■ Aim ■
What is the number of lines in these entries that contain "ylabel"? State it alone.
[Start Supplied data]
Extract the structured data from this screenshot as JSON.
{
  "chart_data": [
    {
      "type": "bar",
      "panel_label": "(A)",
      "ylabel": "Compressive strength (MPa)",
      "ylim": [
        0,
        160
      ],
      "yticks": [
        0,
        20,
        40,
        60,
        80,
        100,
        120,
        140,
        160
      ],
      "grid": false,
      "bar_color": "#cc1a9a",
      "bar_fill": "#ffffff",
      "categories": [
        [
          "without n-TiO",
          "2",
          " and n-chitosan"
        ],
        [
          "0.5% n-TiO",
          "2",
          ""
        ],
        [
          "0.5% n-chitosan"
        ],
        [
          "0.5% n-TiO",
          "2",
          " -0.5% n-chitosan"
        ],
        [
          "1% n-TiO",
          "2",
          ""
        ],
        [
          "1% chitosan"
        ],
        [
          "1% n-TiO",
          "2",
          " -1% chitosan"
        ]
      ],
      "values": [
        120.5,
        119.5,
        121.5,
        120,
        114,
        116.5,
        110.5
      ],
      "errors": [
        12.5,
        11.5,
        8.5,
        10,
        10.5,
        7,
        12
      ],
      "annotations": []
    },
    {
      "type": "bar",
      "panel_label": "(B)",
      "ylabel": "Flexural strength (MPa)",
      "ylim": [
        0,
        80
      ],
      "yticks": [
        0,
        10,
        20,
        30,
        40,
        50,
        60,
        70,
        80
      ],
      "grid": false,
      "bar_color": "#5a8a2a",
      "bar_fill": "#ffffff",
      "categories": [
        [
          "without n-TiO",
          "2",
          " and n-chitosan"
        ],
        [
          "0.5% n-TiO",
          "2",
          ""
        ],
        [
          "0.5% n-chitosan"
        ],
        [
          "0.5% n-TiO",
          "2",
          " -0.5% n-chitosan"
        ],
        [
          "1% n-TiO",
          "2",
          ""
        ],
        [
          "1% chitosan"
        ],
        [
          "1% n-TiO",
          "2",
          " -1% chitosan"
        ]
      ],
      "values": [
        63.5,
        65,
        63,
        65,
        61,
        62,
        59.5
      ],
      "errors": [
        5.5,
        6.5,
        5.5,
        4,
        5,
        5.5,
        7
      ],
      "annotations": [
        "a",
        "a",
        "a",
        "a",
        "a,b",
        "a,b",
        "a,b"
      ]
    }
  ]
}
[End Supplied data]
■ Correct result ■
2